Take each line containing "name" and report it exactly as written.

_Entries_.
**********

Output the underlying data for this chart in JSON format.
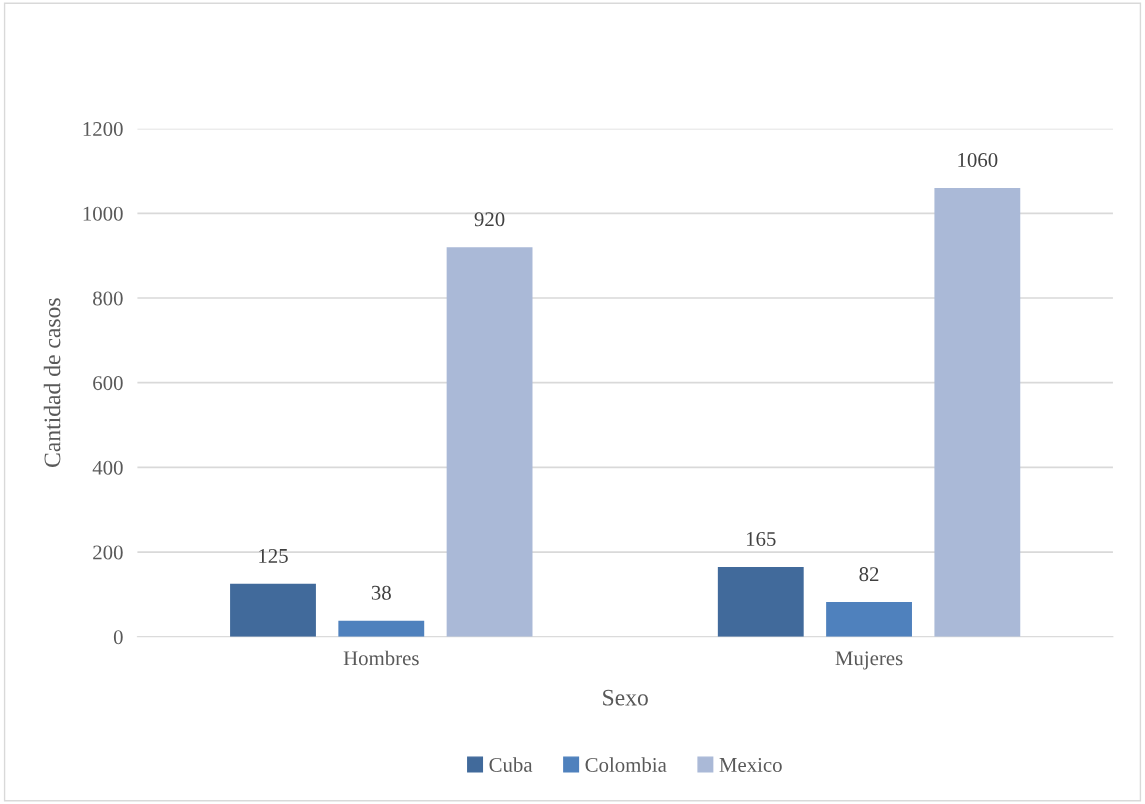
{
  "chart_data": {
    "type": "bar",
    "xlabel": "Sexo",
    "ylabel": "Cantidad de casos",
    "categories": [
      "Hombres",
      "Mujeres"
    ],
    "series": [
      {
        "name": "Cuba",
        "color": "#416a9b",
        "values": [
          125,
          165
        ]
      },
      {
        "name": "Colombia",
        "color": "#4f81bd",
        "values": [
          38,
          82
        ]
      },
      {
        "name": "Mexico",
        "color": "#aab9d7",
        "values": [
          920,
          1060
        ]
      }
    ],
    "ylim": [
      0,
      1200
    ],
    "yticks": [
      0,
      200,
      400,
      600,
      800,
      1000,
      1200
    ],
    "grid": "y",
    "legend": "bottom",
    "data_labels": true
  }
}
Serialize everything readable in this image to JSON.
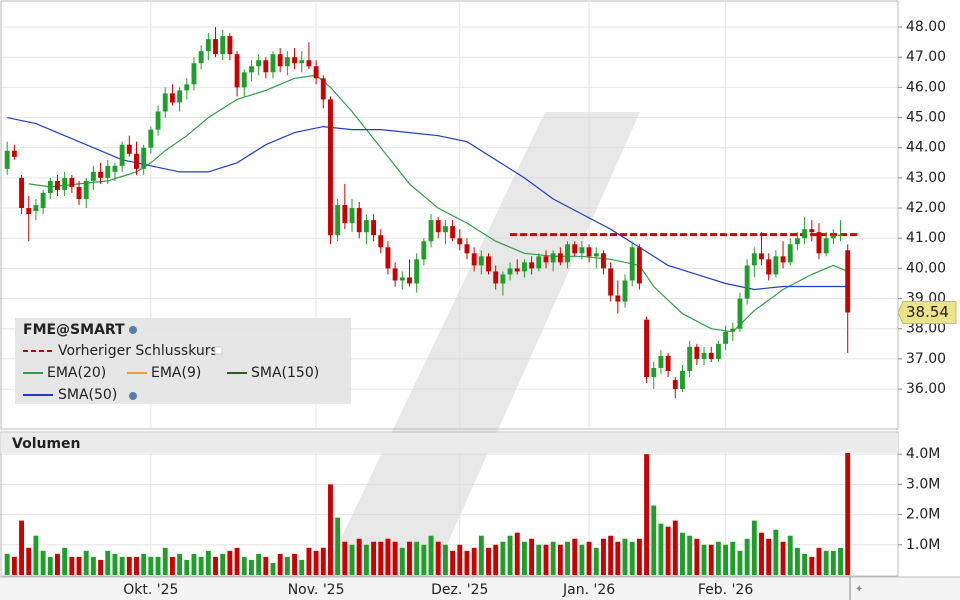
{
  "chart_data": {
    "type": "candlestick",
    "title": "FME@SMART",
    "up_color": "#1f9e2a",
    "down_color": "#cc0000",
    "grid": true,
    "xlim": [
      -1,
      124
    ],
    "xticks": [
      {
        "value": 20,
        "label": "Okt. '25"
      },
      {
        "value": 43,
        "label": "Nov. '25"
      },
      {
        "value": 63,
        "label": "Dez. '25"
      },
      {
        "value": 81,
        "label": "Jan. '26"
      },
      {
        "value": 100,
        "label": "Feb. '26"
      }
    ],
    "ylim": [
      34.71,
      48.83
    ],
    "yticks": [
      {
        "value": 36,
        "label": "36.00"
      },
      {
        "value": 37,
        "label": "37.00"
      },
      {
        "value": 38,
        "label": "38.00"
      },
      {
        "value": 39,
        "label": "39.00"
      },
      {
        "value": 40,
        "label": "40.00"
      },
      {
        "value": 41,
        "label": "41.00"
      },
      {
        "value": 42,
        "label": "42.00"
      },
      {
        "value": 43,
        "label": "43.00"
      },
      {
        "value": 44,
        "label": "44.00"
      },
      {
        "value": 45,
        "label": "45.00"
      },
      {
        "value": 46,
        "label": "46.00"
      },
      {
        "value": 47,
        "label": "47.00"
      },
      {
        "value": 48,
        "label": "48.00"
      }
    ],
    "ohlc": [
      [
        43.3,
        44.2,
        43.1,
        43.9
      ],
      [
        43.9,
        44.1,
        43.6,
        43.7
      ],
      [
        43.0,
        43.1,
        41.8,
        42.0
      ],
      [
        42.0,
        42.4,
        40.9,
        41.8
      ],
      [
        41.9,
        42.3,
        41.6,
        42.1
      ],
      [
        42.0,
        42.6,
        41.8,
        42.5
      ],
      [
        42.5,
        43.0,
        42.3,
        42.9
      ],
      [
        42.9,
        43.1,
        42.4,
        42.6
      ],
      [
        42.6,
        43.2,
        42.4,
        43.0
      ],
      [
        43.0,
        43.1,
        42.5,
        42.7
      ],
      [
        42.7,
        42.9,
        42.1,
        42.3
      ],
      [
        42.3,
        43.0,
        42.0,
        42.9
      ],
      [
        42.9,
        43.4,
        42.6,
        43.2
      ],
      [
        43.2,
        43.5,
        42.8,
        43.0
      ],
      [
        43.0,
        43.6,
        42.8,
        43.4
      ],
      [
        43.2,
        43.5,
        42.9,
        43.4
      ],
      [
        43.4,
        44.2,
        43.2,
        44.1
      ],
      [
        44.1,
        44.4,
        43.7,
        43.8
      ],
      [
        43.8,
        44.2,
        43.1,
        43.3
      ],
      [
        43.3,
        44.1,
        43.1,
        44.0
      ],
      [
        44.0,
        44.7,
        43.8,
        44.6
      ],
      [
        44.6,
        45.4,
        44.4,
        45.2
      ],
      [
        45.2,
        46.0,
        45.0,
        45.8
      ],
      [
        45.8,
        46.1,
        45.4,
        45.5
      ],
      [
        45.5,
        46.0,
        45.2,
        45.9
      ],
      [
        45.9,
        46.3,
        45.6,
        46.1
      ],
      [
        46.1,
        47.0,
        45.9,
        46.8
      ],
      [
        46.8,
        47.4,
        46.6,
        47.2
      ],
      [
        47.2,
        47.8,
        46.9,
        47.6
      ],
      [
        47.6,
        48.0,
        47.0,
        47.1
      ],
      [
        47.1,
        47.9,
        46.9,
        47.7
      ],
      [
        47.7,
        47.8,
        46.9,
        47.1
      ],
      [
        47.1,
        47.2,
        45.7,
        46.0
      ],
      [
        46.0,
        46.6,
        45.7,
        46.5
      ],
      [
        46.5,
        46.9,
        46.2,
        46.7
      ],
      [
        46.7,
        47.1,
        46.4,
        46.9
      ],
      [
        46.9,
        47.0,
        46.3,
        46.5
      ],
      [
        46.5,
        47.2,
        46.3,
        47.1
      ],
      [
        47.1,
        47.3,
        46.5,
        46.7
      ],
      [
        46.7,
        47.2,
        46.4,
        47.0
      ],
      [
        47.0,
        47.3,
        46.6,
        46.8
      ],
      [
        46.8,
        47.2,
        46.5,
        46.9
      ],
      [
        46.9,
        47.5,
        46.6,
        46.7
      ],
      [
        46.7,
        46.9,
        46.1,
        46.3
      ],
      [
        46.3,
        46.4,
        45.3,
        45.6
      ],
      [
        45.6,
        45.7,
        40.8,
        41.1
      ],
      [
        41.1,
        42.3,
        40.9,
        42.1
      ],
      [
        42.1,
        42.8,
        41.3,
        41.5
      ],
      [
        41.5,
        42.3,
        41.2,
        42.0
      ],
      [
        42.0,
        42.2,
        41.0,
        41.2
      ],
      [
        41.2,
        41.8,
        40.8,
        41.6
      ],
      [
        41.6,
        41.8,
        40.9,
        41.1
      ],
      [
        41.1,
        41.3,
        40.5,
        40.7
      ],
      [
        40.7,
        40.9,
        39.8,
        40.0
      ],
      [
        40.0,
        40.2,
        39.4,
        39.6
      ],
      [
        39.6,
        39.9,
        39.3,
        39.7
      ],
      [
        39.7,
        40.3,
        39.4,
        39.5
      ],
      [
        39.5,
        40.5,
        39.2,
        40.3
      ],
      [
        40.3,
        41.0,
        40.1,
        40.9
      ],
      [
        40.9,
        41.8,
        40.7,
        41.6
      ],
      [
        41.6,
        41.7,
        41.0,
        41.2
      ],
      [
        41.2,
        41.6,
        40.8,
        41.4
      ],
      [
        41.4,
        41.6,
        40.9,
        41.0
      ],
      [
        41.0,
        41.3,
        40.6,
        40.8
      ],
      [
        40.8,
        41.0,
        40.3,
        40.5
      ],
      [
        40.5,
        40.7,
        39.9,
        40.1
      ],
      [
        40.1,
        40.6,
        39.8,
        40.4
      ],
      [
        40.4,
        40.5,
        39.8,
        39.9
      ],
      [
        39.9,
        40.1,
        39.3,
        39.5
      ],
      [
        39.5,
        39.9,
        39.1,
        39.8
      ],
      [
        39.8,
        40.2,
        39.6,
        40.0
      ],
      [
        40.0,
        40.3,
        39.8,
        39.9
      ],
      [
        39.9,
        40.3,
        39.7,
        40.2
      ],
      [
        40.2,
        40.4,
        39.8,
        40.0
      ],
      [
        40.0,
        40.5,
        39.9,
        40.4
      ],
      [
        40.4,
        40.6,
        40.0,
        40.2
      ],
      [
        40.2,
        40.6,
        39.9,
        40.5
      ],
      [
        40.5,
        40.7,
        40.1,
        40.2
      ],
      [
        40.2,
        40.9,
        40.0,
        40.8
      ],
      [
        40.8,
        40.9,
        40.4,
        40.5
      ],
      [
        40.5,
        40.9,
        40.3,
        40.7
      ],
      [
        40.7,
        40.8,
        40.2,
        40.4
      ],
      [
        40.4,
        40.7,
        40.0,
        40.5
      ],
      [
        40.5,
        40.6,
        39.8,
        40.0
      ],
      [
        40.0,
        40.2,
        38.9,
        39.1
      ],
      [
        39.1,
        39.6,
        38.5,
        38.9
      ],
      [
        38.9,
        39.8,
        38.7,
        39.6
      ],
      [
        39.6,
        40.9,
        39.4,
        40.7
      ],
      [
        40.7,
        40.8,
        39.3,
        39.5
      ],
      [
        38.3,
        38.4,
        36.2,
        36.4
      ],
      [
        36.4,
        36.9,
        36.0,
        36.7
      ],
      [
        36.7,
        37.3,
        36.5,
        37.1
      ],
      [
        37.1,
        37.2,
        36.4,
        36.6
      ],
      [
        36.3,
        36.4,
        35.7,
        36.0
      ],
      [
        36.0,
        36.8,
        35.9,
        36.6
      ],
      [
        36.6,
        37.6,
        36.4,
        37.4
      ],
      [
        37.4,
        37.5,
        36.8,
        37.0
      ],
      [
        37.0,
        37.4,
        36.8,
        37.2
      ],
      [
        37.2,
        37.4,
        36.9,
        37.0
      ],
      [
        37.0,
        37.6,
        36.9,
        37.5
      ],
      [
        37.5,
        38.1,
        37.3,
        37.9
      ],
      [
        37.9,
        38.2,
        37.6,
        38.0
      ],
      [
        38.0,
        39.2,
        37.9,
        39.0
      ],
      [
        39.0,
        40.3,
        38.8,
        40.1
      ],
      [
        40.1,
        40.7,
        39.7,
        40.5
      ],
      [
        40.5,
        41.2,
        40.1,
        40.3
      ],
      [
        40.3,
        40.5,
        39.6,
        39.8
      ],
      [
        39.8,
        40.6,
        39.7,
        40.4
      ],
      [
        40.4,
        40.9,
        40.0,
        40.2
      ],
      [
        40.2,
        41.0,
        40.1,
        40.8
      ],
      [
        40.8,
        41.2,
        40.6,
        41.0
      ],
      [
        41.0,
        41.7,
        40.8,
        41.3
      ],
      [
        41.3,
        41.6,
        40.9,
        41.2
      ],
      [
        41.2,
        41.5,
        40.3,
        40.5
      ],
      [
        40.5,
        41.2,
        40.4,
        41.0
      ],
      [
        41.0,
        41.3,
        40.8,
        41.1
      ],
      [
        41.1,
        41.6,
        40.9,
        41.12
      ],
      [
        40.6,
        40.8,
        37.2,
        38.54
      ]
    ],
    "series": [
      {
        "name": "EMA(20)",
        "color": "#2e9e4a",
        "x": [
          3,
          6,
          10,
          14,
          18,
          20,
          22,
          25,
          28,
          32,
          36,
          40,
          43,
          45,
          48,
          52,
          56,
          60,
          64,
          68,
          72,
          76,
          80,
          84,
          88,
          90,
          94,
          98,
          101,
          104,
          108,
          112,
          115,
          117
        ],
        "values": [
          42.8,
          42.7,
          42.8,
          42.9,
          43.2,
          43.5,
          43.9,
          44.4,
          45.0,
          45.6,
          45.9,
          46.3,
          46.4,
          46.0,
          45.2,
          44.0,
          42.8,
          42.0,
          41.5,
          40.9,
          40.5,
          40.4,
          40.4,
          40.3,
          40.1,
          39.4,
          38.5,
          38.0,
          37.9,
          38.6,
          39.3,
          39.8,
          40.1,
          39.9
        ]
      },
      {
        "name": "EMA(9)",
        "color": "#e8a030",
        "x": [],
        "values": []
      },
      {
        "name": "SMA(150)",
        "color": "#2d5e1e",
        "x": [],
        "values": []
      },
      {
        "name": "SMA(50)",
        "color": "#1f3fbf",
        "x": [
          0,
          4,
          8,
          12,
          16,
          20,
          24,
          28,
          32,
          36,
          40,
          44,
          48,
          52,
          56,
          60,
          64,
          68,
          72,
          76,
          80,
          84,
          88,
          92,
          96,
          100,
          104,
          108,
          112,
          117
        ],
        "values": [
          45.0,
          44.8,
          44.4,
          44.0,
          43.6,
          43.4,
          43.2,
          43.2,
          43.5,
          44.1,
          44.5,
          44.7,
          44.6,
          44.6,
          44.5,
          44.4,
          44.2,
          43.6,
          43.0,
          42.3,
          41.8,
          41.3,
          40.7,
          40.1,
          39.8,
          39.5,
          39.3,
          39.4,
          39.4,
          39.4
        ]
      }
    ],
    "reference_line": {
      "name": "Vorheriger Schlusskurs",
      "value": 41.12,
      "x_start": 70,
      "color": "#cc0000"
    },
    "volume": {
      "title": "Volumen",
      "ylim": [
        0,
        4700000
      ],
      "yticks": [
        {
          "value": 1000000,
          "label": "1.0M"
        },
        {
          "value": 2000000,
          "label": "2.0M"
        },
        {
          "value": 3000000,
          "label": "3.0M"
        },
        {
          "value": 4000000,
          "label": "4.0M"
        }
      ],
      "values": [
        700000,
        600000,
        1800000,
        900000,
        1300000,
        800000,
        600000,
        700000,
        900000,
        600000,
        600000,
        800000,
        600000,
        500000,
        800000,
        700000,
        600000,
        600000,
        600000,
        700000,
        600000,
        600000,
        900000,
        600000,
        700000,
        500000,
        700000,
        600000,
        800000,
        600000,
        700000,
        800000,
        900000,
        600000,
        500000,
        700000,
        600000,
        400000,
        700000,
        600000,
        700000,
        500000,
        900000,
        800000,
        900000,
        3000000,
        1900000,
        1100000,
        1000000,
        1200000,
        1000000,
        1100000,
        1100000,
        1200000,
        1100000,
        900000,
        1100000,
        1100000,
        1000000,
        1300000,
        1100000,
        1000000,
        800000,
        1000000,
        800000,
        900000,
        1300000,
        900000,
        1000000,
        1100000,
        1300000,
        1400000,
        1100000,
        1200000,
        1000000,
        1000000,
        1100000,
        1000000,
        1100000,
        1200000,
        1000000,
        1100000,
        900000,
        1200000,
        1300000,
        1100000,
        1200000,
        1100000,
        1200000,
        4000000,
        2300000,
        1700000,
        1600000,
        1800000,
        1400000,
        1300000,
        1200000,
        1000000,
        1000000,
        1100000,
        1000000,
        1100000,
        800000,
        1200000,
        1800000,
        1400000,
        1200000,
        1500000,
        1100000,
        1300000,
        900000,
        700000,
        600000,
        900000,
        800000,
        800000,
        900000,
        4450000
      ]
    }
  }
}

**********

_Written solution_.
        "name": "Cuba",
        "name": "Colombia",
        "name": "Mexico",
        "name": "EMA(20)",
        "name": "EMA(9)",
        "name": "SMA(150)",
        "name": "SMA(50)",
      "name": "Vorheriger Schlusskurs",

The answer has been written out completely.